RECORDS TO PROCESS:
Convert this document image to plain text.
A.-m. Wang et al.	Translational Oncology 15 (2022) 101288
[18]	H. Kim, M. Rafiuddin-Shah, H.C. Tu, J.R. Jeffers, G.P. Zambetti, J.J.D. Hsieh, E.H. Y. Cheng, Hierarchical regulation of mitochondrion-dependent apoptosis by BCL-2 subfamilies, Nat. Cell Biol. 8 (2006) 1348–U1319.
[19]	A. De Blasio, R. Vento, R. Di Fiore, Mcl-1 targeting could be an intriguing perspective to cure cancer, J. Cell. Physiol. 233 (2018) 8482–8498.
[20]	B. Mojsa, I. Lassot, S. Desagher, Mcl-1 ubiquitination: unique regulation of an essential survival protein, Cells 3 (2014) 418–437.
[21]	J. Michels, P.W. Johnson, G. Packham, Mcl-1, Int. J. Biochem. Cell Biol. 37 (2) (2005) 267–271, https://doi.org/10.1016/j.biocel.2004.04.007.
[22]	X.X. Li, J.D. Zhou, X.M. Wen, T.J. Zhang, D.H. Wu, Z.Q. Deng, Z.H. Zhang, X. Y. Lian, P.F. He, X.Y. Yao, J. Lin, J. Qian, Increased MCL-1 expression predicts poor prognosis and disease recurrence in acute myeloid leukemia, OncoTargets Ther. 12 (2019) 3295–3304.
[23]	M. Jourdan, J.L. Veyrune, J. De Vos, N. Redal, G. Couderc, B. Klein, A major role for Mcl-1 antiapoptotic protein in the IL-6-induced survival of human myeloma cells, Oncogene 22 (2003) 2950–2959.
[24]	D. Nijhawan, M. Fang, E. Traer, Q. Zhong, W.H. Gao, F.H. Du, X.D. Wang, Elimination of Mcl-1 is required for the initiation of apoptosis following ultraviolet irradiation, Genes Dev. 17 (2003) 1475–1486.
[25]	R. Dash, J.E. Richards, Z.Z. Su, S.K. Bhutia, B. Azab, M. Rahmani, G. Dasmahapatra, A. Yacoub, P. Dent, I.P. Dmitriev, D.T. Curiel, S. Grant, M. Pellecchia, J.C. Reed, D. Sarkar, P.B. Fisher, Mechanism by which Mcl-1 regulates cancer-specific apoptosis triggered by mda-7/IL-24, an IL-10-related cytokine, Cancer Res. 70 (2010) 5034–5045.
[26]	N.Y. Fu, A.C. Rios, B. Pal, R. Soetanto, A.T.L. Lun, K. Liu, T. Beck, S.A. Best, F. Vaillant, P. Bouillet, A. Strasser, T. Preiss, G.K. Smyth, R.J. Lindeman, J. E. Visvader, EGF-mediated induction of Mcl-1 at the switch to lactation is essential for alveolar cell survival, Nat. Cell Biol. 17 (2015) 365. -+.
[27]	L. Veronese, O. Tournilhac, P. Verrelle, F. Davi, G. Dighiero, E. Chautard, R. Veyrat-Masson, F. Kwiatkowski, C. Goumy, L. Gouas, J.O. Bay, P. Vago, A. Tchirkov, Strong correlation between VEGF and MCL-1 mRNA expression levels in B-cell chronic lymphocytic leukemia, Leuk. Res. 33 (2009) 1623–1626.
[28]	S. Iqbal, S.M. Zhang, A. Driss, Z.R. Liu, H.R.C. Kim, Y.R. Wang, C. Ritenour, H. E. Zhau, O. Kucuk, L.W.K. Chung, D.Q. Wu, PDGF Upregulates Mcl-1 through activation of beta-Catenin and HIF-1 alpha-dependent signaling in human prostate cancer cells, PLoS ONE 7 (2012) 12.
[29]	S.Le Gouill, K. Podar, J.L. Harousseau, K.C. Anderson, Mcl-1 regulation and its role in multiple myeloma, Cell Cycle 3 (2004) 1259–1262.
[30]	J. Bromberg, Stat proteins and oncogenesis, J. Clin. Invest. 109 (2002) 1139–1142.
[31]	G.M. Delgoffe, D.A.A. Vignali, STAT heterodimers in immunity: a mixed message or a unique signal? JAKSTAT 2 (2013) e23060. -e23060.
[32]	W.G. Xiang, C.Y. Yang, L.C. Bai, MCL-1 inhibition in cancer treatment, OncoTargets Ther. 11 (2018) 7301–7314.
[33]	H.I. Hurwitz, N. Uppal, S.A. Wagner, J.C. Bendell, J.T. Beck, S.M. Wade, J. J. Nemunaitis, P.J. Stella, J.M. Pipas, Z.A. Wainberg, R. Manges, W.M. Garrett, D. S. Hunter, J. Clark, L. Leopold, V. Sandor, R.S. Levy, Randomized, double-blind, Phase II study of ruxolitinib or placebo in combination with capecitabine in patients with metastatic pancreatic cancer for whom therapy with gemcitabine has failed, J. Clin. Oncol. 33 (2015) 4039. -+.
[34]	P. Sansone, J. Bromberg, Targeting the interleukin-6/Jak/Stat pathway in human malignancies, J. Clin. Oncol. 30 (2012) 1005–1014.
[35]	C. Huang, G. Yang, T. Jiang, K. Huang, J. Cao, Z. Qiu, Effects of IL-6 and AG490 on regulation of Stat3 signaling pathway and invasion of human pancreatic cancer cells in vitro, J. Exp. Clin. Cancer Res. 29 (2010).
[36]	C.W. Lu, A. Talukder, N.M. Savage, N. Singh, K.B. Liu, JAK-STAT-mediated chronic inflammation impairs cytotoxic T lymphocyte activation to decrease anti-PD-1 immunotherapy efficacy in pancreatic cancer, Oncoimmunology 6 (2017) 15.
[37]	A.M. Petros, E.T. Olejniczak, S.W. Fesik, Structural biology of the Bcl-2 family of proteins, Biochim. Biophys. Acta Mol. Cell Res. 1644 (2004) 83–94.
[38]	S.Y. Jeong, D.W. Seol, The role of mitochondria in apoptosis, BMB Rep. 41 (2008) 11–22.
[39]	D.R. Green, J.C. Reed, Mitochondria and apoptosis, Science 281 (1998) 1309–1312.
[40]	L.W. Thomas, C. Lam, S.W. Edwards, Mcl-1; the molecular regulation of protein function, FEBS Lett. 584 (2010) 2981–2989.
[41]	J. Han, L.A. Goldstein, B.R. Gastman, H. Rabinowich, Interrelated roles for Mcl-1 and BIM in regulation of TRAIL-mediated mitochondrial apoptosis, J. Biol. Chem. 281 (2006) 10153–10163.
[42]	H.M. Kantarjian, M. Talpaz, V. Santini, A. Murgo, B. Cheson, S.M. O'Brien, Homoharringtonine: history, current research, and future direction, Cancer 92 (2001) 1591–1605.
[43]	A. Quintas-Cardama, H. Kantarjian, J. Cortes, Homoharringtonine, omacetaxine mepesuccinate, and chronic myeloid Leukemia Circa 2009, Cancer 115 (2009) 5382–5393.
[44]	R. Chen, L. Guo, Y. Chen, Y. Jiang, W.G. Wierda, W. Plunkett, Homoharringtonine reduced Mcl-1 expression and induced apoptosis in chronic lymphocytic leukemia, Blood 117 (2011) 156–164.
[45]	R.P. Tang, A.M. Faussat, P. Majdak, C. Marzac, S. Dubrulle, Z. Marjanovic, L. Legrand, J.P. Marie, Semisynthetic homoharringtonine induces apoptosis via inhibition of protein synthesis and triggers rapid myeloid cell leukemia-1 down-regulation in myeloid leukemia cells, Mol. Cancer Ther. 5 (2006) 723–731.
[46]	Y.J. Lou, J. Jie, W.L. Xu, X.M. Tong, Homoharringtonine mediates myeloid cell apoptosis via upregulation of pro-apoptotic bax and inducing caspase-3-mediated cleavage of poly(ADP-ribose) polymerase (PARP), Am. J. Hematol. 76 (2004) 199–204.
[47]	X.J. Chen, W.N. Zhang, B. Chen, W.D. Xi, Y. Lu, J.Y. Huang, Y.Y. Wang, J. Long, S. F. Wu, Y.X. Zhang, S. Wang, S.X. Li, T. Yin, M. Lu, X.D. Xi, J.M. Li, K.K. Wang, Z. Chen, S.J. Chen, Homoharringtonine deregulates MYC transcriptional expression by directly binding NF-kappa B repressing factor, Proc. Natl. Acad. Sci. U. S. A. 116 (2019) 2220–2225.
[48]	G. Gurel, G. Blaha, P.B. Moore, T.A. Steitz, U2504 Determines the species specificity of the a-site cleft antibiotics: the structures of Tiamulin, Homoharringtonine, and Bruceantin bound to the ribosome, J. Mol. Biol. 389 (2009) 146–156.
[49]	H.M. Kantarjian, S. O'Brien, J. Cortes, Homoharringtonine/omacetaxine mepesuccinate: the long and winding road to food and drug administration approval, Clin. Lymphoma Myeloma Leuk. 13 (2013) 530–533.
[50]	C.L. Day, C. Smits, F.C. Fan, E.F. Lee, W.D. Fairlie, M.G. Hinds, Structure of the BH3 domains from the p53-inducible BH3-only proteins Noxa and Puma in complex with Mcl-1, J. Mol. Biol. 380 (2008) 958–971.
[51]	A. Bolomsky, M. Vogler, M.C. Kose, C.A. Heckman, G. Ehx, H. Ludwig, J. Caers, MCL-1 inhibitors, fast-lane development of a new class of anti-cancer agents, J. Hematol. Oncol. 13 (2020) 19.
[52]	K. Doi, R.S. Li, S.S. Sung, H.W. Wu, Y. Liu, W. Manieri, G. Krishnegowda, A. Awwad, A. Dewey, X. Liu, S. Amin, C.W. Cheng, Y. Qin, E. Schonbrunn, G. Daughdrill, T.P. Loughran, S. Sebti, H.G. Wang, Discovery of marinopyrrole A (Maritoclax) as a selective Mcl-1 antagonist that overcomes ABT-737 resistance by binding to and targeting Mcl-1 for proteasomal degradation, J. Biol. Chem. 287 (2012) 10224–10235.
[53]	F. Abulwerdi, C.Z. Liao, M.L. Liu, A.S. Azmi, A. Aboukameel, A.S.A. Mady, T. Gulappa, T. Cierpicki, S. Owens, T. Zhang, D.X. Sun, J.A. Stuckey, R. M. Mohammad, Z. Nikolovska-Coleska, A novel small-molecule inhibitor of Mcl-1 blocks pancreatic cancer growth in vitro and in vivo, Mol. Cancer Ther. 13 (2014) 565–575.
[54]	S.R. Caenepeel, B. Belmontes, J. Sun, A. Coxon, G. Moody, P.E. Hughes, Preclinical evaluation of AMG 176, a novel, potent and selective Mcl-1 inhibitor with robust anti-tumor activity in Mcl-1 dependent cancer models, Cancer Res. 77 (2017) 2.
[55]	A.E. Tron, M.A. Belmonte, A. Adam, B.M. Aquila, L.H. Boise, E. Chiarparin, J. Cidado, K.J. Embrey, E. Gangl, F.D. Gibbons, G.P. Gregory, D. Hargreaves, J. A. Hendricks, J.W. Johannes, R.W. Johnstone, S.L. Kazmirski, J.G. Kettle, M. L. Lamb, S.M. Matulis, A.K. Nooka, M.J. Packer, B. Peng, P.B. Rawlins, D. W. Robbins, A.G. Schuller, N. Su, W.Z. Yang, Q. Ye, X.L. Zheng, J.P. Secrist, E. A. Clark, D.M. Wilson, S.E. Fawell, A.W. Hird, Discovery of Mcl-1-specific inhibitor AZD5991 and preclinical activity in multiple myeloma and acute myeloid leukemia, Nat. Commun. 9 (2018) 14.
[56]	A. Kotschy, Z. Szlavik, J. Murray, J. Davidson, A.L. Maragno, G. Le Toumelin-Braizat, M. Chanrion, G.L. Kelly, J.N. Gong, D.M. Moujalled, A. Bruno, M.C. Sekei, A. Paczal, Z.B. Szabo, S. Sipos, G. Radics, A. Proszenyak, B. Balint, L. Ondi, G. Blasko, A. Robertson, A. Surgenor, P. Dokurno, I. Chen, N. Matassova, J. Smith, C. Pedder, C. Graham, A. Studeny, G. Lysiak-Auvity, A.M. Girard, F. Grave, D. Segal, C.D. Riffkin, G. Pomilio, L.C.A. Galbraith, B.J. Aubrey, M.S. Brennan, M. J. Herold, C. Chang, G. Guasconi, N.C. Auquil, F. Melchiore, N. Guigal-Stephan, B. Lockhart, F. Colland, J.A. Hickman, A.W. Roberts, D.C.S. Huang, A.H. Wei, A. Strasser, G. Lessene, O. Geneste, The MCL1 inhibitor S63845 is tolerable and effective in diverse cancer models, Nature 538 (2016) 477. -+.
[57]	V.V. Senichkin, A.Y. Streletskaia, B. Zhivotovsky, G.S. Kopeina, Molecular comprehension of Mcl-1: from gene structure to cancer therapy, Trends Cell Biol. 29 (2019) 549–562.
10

DIRECTIONS: Return all lines from the data above with "Kantarjian" in them.

EXERCISE ANSWER:
[42]	H.M. Kantarjian, M. Talpaz, V. Santini, A. Murgo, B. Cheson, S.M. O'Brien, Homoharringtonine: history, current research, and future direction, Cancer 92 (2001) 1591–1605.
[43]	A. Quintas-Cardama, H. Kantarjian, J. Cortes, Homoharringtonine, omacetaxine mepesuccinate, and chronic myeloid Leukemia Circa 2009, Cancer 115 (2009) 5382–5393.
[49]	H.M. Kantarjian, S. O'Brien, J. Cortes, Homoharringtonine/omacetaxine mepesuccinate: the long and winding road to food and drug administration approval, Clin. Lymphoma Myeloma Leuk. 13 (2013) 530–533.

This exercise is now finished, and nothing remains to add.